## SOURCE PASSAGE:
/---

My name is Mia Chard.
I am a suicide survivor. I am not ashamed.
This is the face of suicide. This is the face that the world always saw from me – smiling, happy, helping, loving. No one would have guessed that I would have tried to end my life. No one really knew the depths of my despair and self loathing and I worked hard to make sure they never knew.
Depression, anxiety, sexual abuse, PTSD, suicide – these were all words to be whispered, if said at all. Why don’t we talk about them? Why aren’t we real to ourselves and others when we struggle?
Life is hard. Why is it so hard to say that? Why is my first reaction to say, “but it’s also wonderful”? Sometimes it’s just hard. Sometimes it’s weeks and weeks of hard but we run around pretending it’s not. We run around asking each other how we are without waiting for a response. When people ask me how I am, I wonder what would change if I swap out the word “fine” for “suicidal” or “struggling” or “depressed” or “lonely”? Would they continue on with a, “that’s nice,” because they weren’t even listening in the first place or would they look at me like a deer in headlights and not know what to do.

\---

## PROBLEM A:
Present the listing from its first line through the line containing "annotation: 1.3倍 xyxy=(750,340,930,417)" as a numbered list, leaving out any blank lines.

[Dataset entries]
/---

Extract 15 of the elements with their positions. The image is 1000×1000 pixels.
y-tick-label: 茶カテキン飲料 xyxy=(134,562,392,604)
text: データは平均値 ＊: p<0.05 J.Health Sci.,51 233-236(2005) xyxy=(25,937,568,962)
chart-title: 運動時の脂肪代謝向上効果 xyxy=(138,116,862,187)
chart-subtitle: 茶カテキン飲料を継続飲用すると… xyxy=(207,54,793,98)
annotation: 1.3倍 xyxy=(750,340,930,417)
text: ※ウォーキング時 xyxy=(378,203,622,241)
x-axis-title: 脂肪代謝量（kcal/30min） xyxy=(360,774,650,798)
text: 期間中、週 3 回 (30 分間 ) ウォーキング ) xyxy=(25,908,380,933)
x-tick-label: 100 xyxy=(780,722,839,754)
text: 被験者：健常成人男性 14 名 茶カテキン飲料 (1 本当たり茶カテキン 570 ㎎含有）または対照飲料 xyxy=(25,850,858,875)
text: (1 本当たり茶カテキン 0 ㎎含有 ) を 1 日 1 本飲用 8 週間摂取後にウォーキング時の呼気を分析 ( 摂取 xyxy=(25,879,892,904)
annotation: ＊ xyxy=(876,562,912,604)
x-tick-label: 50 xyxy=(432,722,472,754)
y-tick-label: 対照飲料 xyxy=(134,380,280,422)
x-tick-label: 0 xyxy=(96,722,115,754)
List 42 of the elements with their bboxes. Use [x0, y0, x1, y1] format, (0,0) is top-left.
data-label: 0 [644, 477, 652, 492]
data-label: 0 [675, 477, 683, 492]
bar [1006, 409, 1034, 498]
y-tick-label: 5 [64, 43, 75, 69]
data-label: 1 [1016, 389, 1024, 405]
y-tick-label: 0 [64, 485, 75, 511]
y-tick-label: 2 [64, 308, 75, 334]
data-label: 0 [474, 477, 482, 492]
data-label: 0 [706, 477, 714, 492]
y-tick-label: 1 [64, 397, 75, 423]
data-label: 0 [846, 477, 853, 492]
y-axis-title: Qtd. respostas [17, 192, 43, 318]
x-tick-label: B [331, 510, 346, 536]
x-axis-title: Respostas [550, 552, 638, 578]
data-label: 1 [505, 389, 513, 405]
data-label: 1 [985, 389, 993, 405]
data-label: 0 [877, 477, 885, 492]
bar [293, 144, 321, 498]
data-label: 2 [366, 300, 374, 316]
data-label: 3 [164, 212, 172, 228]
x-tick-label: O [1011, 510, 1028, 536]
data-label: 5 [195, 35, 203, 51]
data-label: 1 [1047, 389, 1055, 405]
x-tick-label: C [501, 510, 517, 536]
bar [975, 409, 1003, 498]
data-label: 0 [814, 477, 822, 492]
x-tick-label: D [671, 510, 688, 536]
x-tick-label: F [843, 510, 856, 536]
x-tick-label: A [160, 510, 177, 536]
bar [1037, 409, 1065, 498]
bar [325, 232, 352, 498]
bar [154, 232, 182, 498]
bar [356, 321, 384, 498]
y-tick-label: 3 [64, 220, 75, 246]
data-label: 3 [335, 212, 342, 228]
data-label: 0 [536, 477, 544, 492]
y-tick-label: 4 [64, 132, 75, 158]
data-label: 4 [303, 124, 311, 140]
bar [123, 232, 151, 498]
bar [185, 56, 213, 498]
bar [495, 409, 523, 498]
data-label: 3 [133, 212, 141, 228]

\---

## PROBLEM B:
Type out the entire Source passage again, word for word.

## TASK RESPONSE A:
1. Extract 15 of the elements with their positions. The image is 1000×1000 pixels.
2. y-tick-label: 茶カテキン飲料 xyxy=(134,562,392,604)
3. text: データは平均値 ＊: p<0.05 J.Health Sci.,51 233-236(2005) xyxy=(25,937,568,962)
4. chart-title: 運動時の脂肪代謝向上効果 xyxy=(138,116,862,187)
5. chart-subtitle: 茶カテキン飲料を継続飲用すると… xyxy=(207,54,793,98)
6. annotation: 1.3倍 xyxy=(750,340,930,417)

## TASK RESPONSE B:
My name is Mia Chard.
I am a suicide survivor. I am not ashamed.
This is the face of suicide. This is the face that the world always saw from me – smiling, happy, helping, loving. No one would have guessed that I would have tried to end my life. No one really knew the depths of my despair and self loathing and I worked hard to make sure they never knew.
Depression, anxiety, sexual abuse, PTSD, suicide – these were all words to be whispered, if said at all. Why don’t we talk about them? Why aren’t we real to ourselves and others when we struggle?
Life is hard. Why is it so hard to say that? Why is my first reaction to say, “but it’s also wonderful”? Sometimes it’s just hard. Sometimes it’s weeks and weeks of hard but we run around pretending it’s not. We run around asking each other how we are without waiting for a response. When people ask me how I am, I wonder what would change if I swap out the word “fine” for “suicidal” or “struggling” or “depressed” or “lonely”? Would they continue on with a, “that’s nice,” because they weren’t even listening in the first place or would they look at me like a deer in headlights and not know what to do.